---------- SUPPLIED ENTRIES

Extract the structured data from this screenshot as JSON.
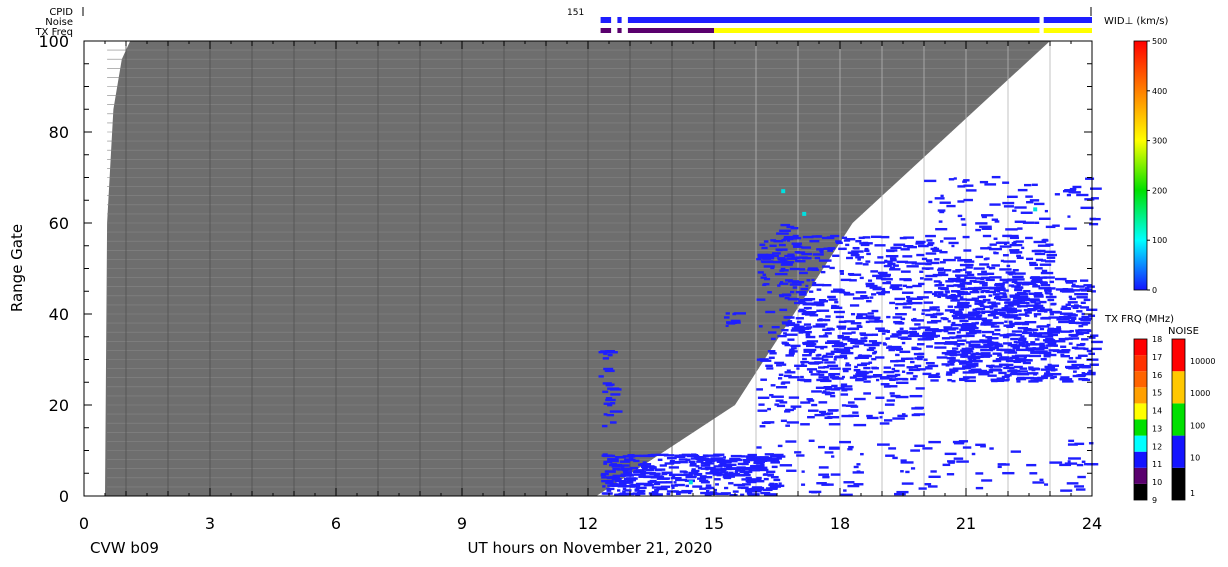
{
  "chart_data": {
    "type": "heatmap",
    "station": "CVW b09",
    "xlabel": "UT hours on November 21, 2020",
    "ylabel": "Range Gate",
    "xlim": [
      0,
      24
    ],
    "ylim": [
      0,
      100
    ],
    "x_ticks": [
      "0",
      "3",
      "6",
      "9",
      "12",
      "15",
      "18",
      "21",
      "24"
    ],
    "y_ticks": [
      "0",
      "20",
      "40",
      "60",
      "80",
      "100"
    ],
    "grid": "vertical lines each hour",
    "header": {
      "row_labels": [
        "CPID",
        "Noise",
        "TX Freq"
      ],
      "cpid_value": "151",
      "cpid_change_hour": 12.0
    },
    "colorbars": [
      {
        "title": "WID⊥ (km/s)",
        "ticks": [
          "0",
          "100",
          "200",
          "300",
          "400",
          "500"
        ],
        "range": [
          0,
          500
        ],
        "colors": [
          "#1414ff",
          "#00ffff",
          "#00e000",
          "#ffff00",
          "#ff8000",
          "#ff0000"
        ]
      },
      {
        "title": "TX FRQ (MHz)",
        "ticks": [
          "9",
          "10",
          "11",
          "12",
          "13",
          "14",
          "15",
          "16",
          "17",
          "18"
        ],
        "colors": [
          "#000000",
          "#5a006e",
          "#1414ff",
          "#00ffff",
          "#00e000",
          "#ffff00",
          "#ffa000",
          "#ff6400",
          "#ff3200",
          "#ff0000"
        ]
      },
      {
        "title": "NOISE",
        "ticks": [
          "1",
          "10",
          "100",
          "1000",
          "10000"
        ],
        "colors": [
          "#000000",
          "#1414ff",
          "#00e000",
          "#ffc800",
          "#ff0000"
        ]
      }
    ],
    "ground_scatter": {
      "color": "#6e6e6e",
      "description_points": [
        {
          "x": 0.5,
          "y": 0
        },
        {
          "x": 0.55,
          "y": 60
        },
        {
          "x": 0.7,
          "y": 85
        },
        {
          "x": 0.9,
          "y": 96
        },
        {
          "x": 1.1,
          "y": 100
        }
      ],
      "end_points": [
        {
          "x": 12.2,
          "y": 0
        },
        {
          "x": 15.5,
          "y": 20
        },
        {
          "x": 18.3,
          "y": 60
        },
        {
          "x": 23.0,
          "y": 100
        }
      ]
    },
    "scatter_color": "#1e1eff"
  }
}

--------------------

EXERCISE:
The records above need to be restated word for word, with the pictures left out.

SOLUTION FOR THIS PROBLEM:
Extract the structured data from this screenshot as JSON.
{
  "chart_data": {
    "type": "heatmap",
    "station": "CVW b09",
    "xlabel": "UT hours on November 21, 2020",
    "ylabel": "Range Gate",
    "xlim": [
      0,
      24
    ],
    "ylim": [
      0,
      100
    ],
    "x_ticks": [
      "0",
      "3",
      "6",
      "9",
      "12",
      "15",
      "18",
      "21",
      "24"
    ],
    "y_ticks": [
      "0",
      "20",
      "40",
      "60",
      "80",
      "100"
    ],
    "grid": "vertical lines each hour",
    "header": {
      "row_labels": [
        "CPID",
        "Noise",
        "TX Freq"
      ],
      "cpid_value": "151",
      "cpid_change_hour": 12.0
    },
    "colorbars": [
      {
        "title": "WID⊥ (km/s)",
        "ticks": [
          "0",
          "100",
          "200",
          "300",
          "400",
          "500"
        ],
        "range": [
          0,
          500
        ],
        "colors": [
          "#1414ff",
          "#00ffff",
          "#00e000",
          "#ffff00",
          "#ff8000",
          "#ff0000"
        ]
      },
      {
        "title": "TX FRQ (MHz)",
        "ticks": [
          "9",
          "10",
          "11",
          "12",
          "13",
          "14",
          "15",
          "16",
          "17",
          "18"
        ],
        "colors": [
          "#000000",
          "#5a006e",
          "#1414ff",
          "#00ffff",
          "#00e000",
          "#ffff00",
          "#ffa000",
          "#ff6400",
          "#ff3200",
          "#ff0000"
        ]
      },
      {
        "title": "NOISE",
        "ticks": [
          "1",
          "10",
          "100",
          "1000",
          "10000"
        ],
        "colors": [
          "#000000",
          "#1414ff",
          "#00e000",
          "#ffc800",
          "#ff0000"
        ]
      }
    ],
    "ground_scatter": {
      "color": "#6e6e6e",
      "description_points": [
        {
          "x": 0.5,
          "y": 0
        },
        {
          "x": 0.55,
          "y": 60
        },
        {
          "x": 0.7,
          "y": 85
        },
        {
          "x": 0.9,
          "y": 96
        },
        {
          "x": 1.1,
          "y": 100
        }
      ],
      "end_points": [
        {
          "x": 12.2,
          "y": 0
        },
        {
          "x": 15.5,
          "y": 20
        },
        {
          "x": 18.3,
          "y": 60
        },
        {
          "x": 23.0,
          "y": 100
        }
      ]
    },
    "scatter_color": "#1e1eff"
  }
}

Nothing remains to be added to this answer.